=== Directions ===
Every line of the records must be repeated exactly; pictures stay out.

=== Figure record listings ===
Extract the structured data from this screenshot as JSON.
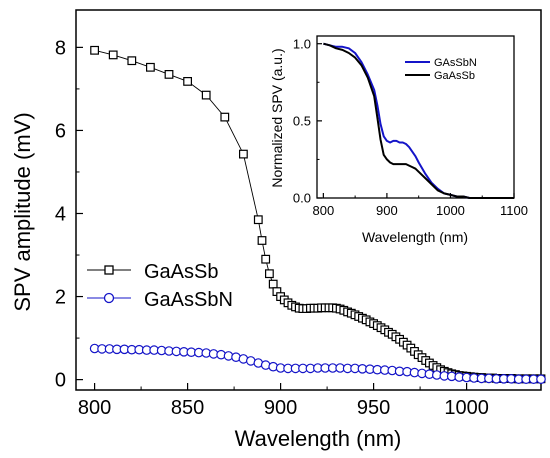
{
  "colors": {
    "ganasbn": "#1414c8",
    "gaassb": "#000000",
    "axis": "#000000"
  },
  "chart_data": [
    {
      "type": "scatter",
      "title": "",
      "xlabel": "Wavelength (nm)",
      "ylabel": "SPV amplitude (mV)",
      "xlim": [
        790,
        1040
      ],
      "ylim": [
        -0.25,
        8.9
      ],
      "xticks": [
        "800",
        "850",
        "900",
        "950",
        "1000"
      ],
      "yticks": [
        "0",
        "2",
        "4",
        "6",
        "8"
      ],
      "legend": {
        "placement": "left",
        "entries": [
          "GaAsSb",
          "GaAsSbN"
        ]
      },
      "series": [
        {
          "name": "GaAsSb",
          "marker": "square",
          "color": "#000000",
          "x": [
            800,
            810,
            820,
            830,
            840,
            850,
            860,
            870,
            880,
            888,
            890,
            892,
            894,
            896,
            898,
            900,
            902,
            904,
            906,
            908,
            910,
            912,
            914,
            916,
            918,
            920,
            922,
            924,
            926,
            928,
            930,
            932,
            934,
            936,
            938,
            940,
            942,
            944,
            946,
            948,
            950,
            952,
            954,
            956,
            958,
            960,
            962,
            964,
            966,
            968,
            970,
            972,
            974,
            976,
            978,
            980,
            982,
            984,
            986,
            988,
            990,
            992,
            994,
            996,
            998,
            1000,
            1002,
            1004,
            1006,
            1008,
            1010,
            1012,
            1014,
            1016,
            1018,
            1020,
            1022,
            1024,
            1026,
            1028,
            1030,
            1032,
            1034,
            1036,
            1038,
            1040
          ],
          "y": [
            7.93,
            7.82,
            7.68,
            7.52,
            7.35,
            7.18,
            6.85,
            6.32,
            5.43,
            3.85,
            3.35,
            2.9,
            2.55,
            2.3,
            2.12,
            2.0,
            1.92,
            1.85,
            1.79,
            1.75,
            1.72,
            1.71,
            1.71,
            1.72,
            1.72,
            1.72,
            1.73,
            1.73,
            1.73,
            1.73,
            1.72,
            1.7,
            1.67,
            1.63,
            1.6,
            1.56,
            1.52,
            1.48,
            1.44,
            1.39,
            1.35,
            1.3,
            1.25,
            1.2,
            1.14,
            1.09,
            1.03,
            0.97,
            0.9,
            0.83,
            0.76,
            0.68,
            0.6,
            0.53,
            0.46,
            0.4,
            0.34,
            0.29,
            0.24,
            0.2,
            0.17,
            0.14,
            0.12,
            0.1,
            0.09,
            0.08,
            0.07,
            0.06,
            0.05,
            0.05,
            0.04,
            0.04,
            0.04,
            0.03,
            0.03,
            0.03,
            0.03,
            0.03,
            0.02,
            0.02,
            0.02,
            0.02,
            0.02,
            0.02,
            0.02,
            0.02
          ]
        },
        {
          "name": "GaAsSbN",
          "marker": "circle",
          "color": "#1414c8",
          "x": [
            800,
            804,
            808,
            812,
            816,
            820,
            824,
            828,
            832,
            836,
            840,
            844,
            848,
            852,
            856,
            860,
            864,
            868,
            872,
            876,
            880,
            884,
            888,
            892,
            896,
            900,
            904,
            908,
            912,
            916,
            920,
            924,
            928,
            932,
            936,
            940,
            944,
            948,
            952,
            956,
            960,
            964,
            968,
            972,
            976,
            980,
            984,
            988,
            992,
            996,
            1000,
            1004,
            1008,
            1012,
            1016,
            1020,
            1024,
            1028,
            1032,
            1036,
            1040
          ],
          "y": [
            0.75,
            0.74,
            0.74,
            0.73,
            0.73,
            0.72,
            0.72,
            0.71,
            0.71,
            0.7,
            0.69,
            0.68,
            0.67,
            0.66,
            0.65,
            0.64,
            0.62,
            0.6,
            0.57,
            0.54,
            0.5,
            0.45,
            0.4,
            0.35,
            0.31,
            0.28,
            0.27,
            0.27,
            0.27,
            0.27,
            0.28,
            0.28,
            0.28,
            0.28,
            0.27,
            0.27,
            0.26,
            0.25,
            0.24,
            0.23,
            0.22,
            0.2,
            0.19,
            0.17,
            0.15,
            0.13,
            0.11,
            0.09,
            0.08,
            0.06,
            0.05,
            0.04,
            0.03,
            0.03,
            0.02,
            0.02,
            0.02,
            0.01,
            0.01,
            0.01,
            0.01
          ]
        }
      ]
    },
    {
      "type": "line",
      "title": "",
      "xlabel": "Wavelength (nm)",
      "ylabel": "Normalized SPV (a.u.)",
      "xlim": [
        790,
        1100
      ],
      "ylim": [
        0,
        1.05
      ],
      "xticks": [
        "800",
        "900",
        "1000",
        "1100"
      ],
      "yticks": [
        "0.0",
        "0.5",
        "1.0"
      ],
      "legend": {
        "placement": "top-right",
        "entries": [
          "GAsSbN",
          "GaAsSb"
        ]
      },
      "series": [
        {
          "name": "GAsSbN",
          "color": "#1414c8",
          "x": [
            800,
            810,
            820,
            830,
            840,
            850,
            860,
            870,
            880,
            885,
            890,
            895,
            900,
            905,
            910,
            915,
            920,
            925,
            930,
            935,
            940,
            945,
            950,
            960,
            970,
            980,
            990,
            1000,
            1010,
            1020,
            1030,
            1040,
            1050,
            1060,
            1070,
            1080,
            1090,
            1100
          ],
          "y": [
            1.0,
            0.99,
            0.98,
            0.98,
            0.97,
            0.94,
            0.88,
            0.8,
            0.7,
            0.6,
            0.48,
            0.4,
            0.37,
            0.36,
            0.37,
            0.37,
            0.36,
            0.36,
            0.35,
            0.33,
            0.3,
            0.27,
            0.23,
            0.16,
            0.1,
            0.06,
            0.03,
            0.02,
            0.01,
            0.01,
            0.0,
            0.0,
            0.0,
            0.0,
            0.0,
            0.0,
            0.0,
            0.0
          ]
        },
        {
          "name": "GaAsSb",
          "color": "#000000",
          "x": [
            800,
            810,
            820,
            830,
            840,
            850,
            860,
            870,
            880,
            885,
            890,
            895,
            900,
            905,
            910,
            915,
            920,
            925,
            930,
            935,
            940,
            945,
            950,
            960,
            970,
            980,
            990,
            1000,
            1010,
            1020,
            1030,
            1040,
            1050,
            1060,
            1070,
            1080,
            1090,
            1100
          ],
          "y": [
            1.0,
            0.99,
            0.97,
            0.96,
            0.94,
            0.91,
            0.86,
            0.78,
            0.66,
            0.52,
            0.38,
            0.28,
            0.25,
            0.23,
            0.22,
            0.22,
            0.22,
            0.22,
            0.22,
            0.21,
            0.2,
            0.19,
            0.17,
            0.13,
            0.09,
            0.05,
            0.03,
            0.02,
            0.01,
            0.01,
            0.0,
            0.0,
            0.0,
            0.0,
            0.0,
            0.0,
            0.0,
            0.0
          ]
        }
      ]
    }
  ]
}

=== Written answer ===
Extract the structured data from this screenshot as JSON.
{
  "colors": {
    "ganasbn": "#1414c8",
    "gaassb": "#000000",
    "axis": "#000000"
  },
  "chart_data": [
    {
      "type": "scatter",
      "title": "",
      "xlabel": "Wavelength (nm)",
      "ylabel": "SPV amplitude (mV)",
      "xlim": [
        790,
        1040
      ],
      "ylim": [
        -0.25,
        8.9
      ],
      "xticks": [
        "800",
        "850",
        "900",
        "950",
        "1000"
      ],
      "yticks": [
        "0",
        "2",
        "4",
        "6",
        "8"
      ],
      "legend": {
        "placement": "left",
        "entries": [
          "GaAsSb",
          "GaAsSbN"
        ]
      },
      "series": [
        {
          "name": "GaAsSb",
          "marker": "square",
          "color": "#000000",
          "x": [
            800,
            810,
            820,
            830,
            840,
            850,
            860,
            870,
            880,
            888,
            890,
            892,
            894,
            896,
            898,
            900,
            902,
            904,
            906,
            908,
            910,
            912,
            914,
            916,
            918,
            920,
            922,
            924,
            926,
            928,
            930,
            932,
            934,
            936,
            938,
            940,
            942,
            944,
            946,
            948,
            950,
            952,
            954,
            956,
            958,
            960,
            962,
            964,
            966,
            968,
            970,
            972,
            974,
            976,
            978,
            980,
            982,
            984,
            986,
            988,
            990,
            992,
            994,
            996,
            998,
            1000,
            1002,
            1004,
            1006,
            1008,
            1010,
            1012,
            1014,
            1016,
            1018,
            1020,
            1022,
            1024,
            1026,
            1028,
            1030,
            1032,
            1034,
            1036,
            1038,
            1040
          ],
          "y": [
            7.93,
            7.82,
            7.68,
            7.52,
            7.35,
            7.18,
            6.85,
            6.32,
            5.43,
            3.85,
            3.35,
            2.9,
            2.55,
            2.3,
            2.12,
            2.0,
            1.92,
            1.85,
            1.79,
            1.75,
            1.72,
            1.71,
            1.71,
            1.72,
            1.72,
            1.72,
            1.73,
            1.73,
            1.73,
            1.73,
            1.72,
            1.7,
            1.67,
            1.63,
            1.6,
            1.56,
            1.52,
            1.48,
            1.44,
            1.39,
            1.35,
            1.3,
            1.25,
            1.2,
            1.14,
            1.09,
            1.03,
            0.97,
            0.9,
            0.83,
            0.76,
            0.68,
            0.6,
            0.53,
            0.46,
            0.4,
            0.34,
            0.29,
            0.24,
            0.2,
            0.17,
            0.14,
            0.12,
            0.1,
            0.09,
            0.08,
            0.07,
            0.06,
            0.05,
            0.05,
            0.04,
            0.04,
            0.04,
            0.03,
            0.03,
            0.03,
            0.03,
            0.03,
            0.02,
            0.02,
            0.02,
            0.02,
            0.02,
            0.02,
            0.02,
            0.02
          ]
        },
        {
          "name": "GaAsSbN",
          "marker": "circle",
          "color": "#1414c8",
          "x": [
            800,
            804,
            808,
            812,
            816,
            820,
            824,
            828,
            832,
            836,
            840,
            844,
            848,
            852,
            856,
            860,
            864,
            868,
            872,
            876,
            880,
            884,
            888,
            892,
            896,
            900,
            904,
            908,
            912,
            916,
            920,
            924,
            928,
            932,
            936,
            940,
            944,
            948,
            952,
            956,
            960,
            964,
            968,
            972,
            976,
            980,
            984,
            988,
            992,
            996,
            1000,
            1004,
            1008,
            1012,
            1016,
            1020,
            1024,
            1028,
            1032,
            1036,
            1040
          ],
          "y": [
            0.75,
            0.74,
            0.74,
            0.73,
            0.73,
            0.72,
            0.72,
            0.71,
            0.71,
            0.7,
            0.69,
            0.68,
            0.67,
            0.66,
            0.65,
            0.64,
            0.62,
            0.6,
            0.57,
            0.54,
            0.5,
            0.45,
            0.4,
            0.35,
            0.31,
            0.28,
            0.27,
            0.27,
            0.27,
            0.27,
            0.28,
            0.28,
            0.28,
            0.28,
            0.27,
            0.27,
            0.26,
            0.25,
            0.24,
            0.23,
            0.22,
            0.2,
            0.19,
            0.17,
            0.15,
            0.13,
            0.11,
            0.09,
            0.08,
            0.06,
            0.05,
            0.04,
            0.03,
            0.03,
            0.02,
            0.02,
            0.02,
            0.01,
            0.01,
            0.01,
            0.01
          ]
        }
      ]
    },
    {
      "type": "line",
      "title": "",
      "xlabel": "Wavelength (nm)",
      "ylabel": "Normalized SPV (a.u.)",
      "xlim": [
        790,
        1100
      ],
      "ylim": [
        0,
        1.05
      ],
      "xticks": [
        "800",
        "900",
        "1000",
        "1100"
      ],
      "yticks": [
        "0.0",
        "0.5",
        "1.0"
      ],
      "legend": {
        "placement": "top-right",
        "entries": [
          "GAsSbN",
          "GaAsSb"
        ]
      },
      "series": [
        {
          "name": "GAsSbN",
          "color": "#1414c8",
          "x": [
            800,
            810,
            820,
            830,
            840,
            850,
            860,
            870,
            880,
            885,
            890,
            895,
            900,
            905,
            910,
            915,
            920,
            925,
            930,
            935,
            940,
            945,
            950,
            960,
            970,
            980,
            990,
            1000,
            1010,
            1020,
            1030,
            1040,
            1050,
            1060,
            1070,
            1080,
            1090,
            1100
          ],
          "y": [
            1.0,
            0.99,
            0.98,
            0.98,
            0.97,
            0.94,
            0.88,
            0.8,
            0.7,
            0.6,
            0.48,
            0.4,
            0.37,
            0.36,
            0.37,
            0.37,
            0.36,
            0.36,
            0.35,
            0.33,
            0.3,
            0.27,
            0.23,
            0.16,
            0.1,
            0.06,
            0.03,
            0.02,
            0.01,
            0.01,
            0.0,
            0.0,
            0.0,
            0.0,
            0.0,
            0.0,
            0.0,
            0.0
          ]
        },
        {
          "name": "GaAsSb",
          "color": "#000000",
          "x": [
            800,
            810,
            820,
            830,
            840,
            850,
            860,
            870,
            880,
            885,
            890,
            895,
            900,
            905,
            910,
            915,
            920,
            925,
            930,
            935,
            940,
            945,
            950,
            960,
            970,
            980,
            990,
            1000,
            1010,
            1020,
            1030,
            1040,
            1050,
            1060,
            1070,
            1080,
            1090,
            1100
          ],
          "y": [
            1.0,
            0.99,
            0.97,
            0.96,
            0.94,
            0.91,
            0.86,
            0.78,
            0.66,
            0.52,
            0.38,
            0.28,
            0.25,
            0.23,
            0.22,
            0.22,
            0.22,
            0.22,
            0.22,
            0.21,
            0.2,
            0.19,
            0.17,
            0.13,
            0.09,
            0.05,
            0.03,
            0.02,
            0.01,
            0.01,
            0.0,
            0.0,
            0.0,
            0.0,
            0.0,
            0.0,
            0.0,
            0.0
          ]
        }
      ]
    }
  ]
}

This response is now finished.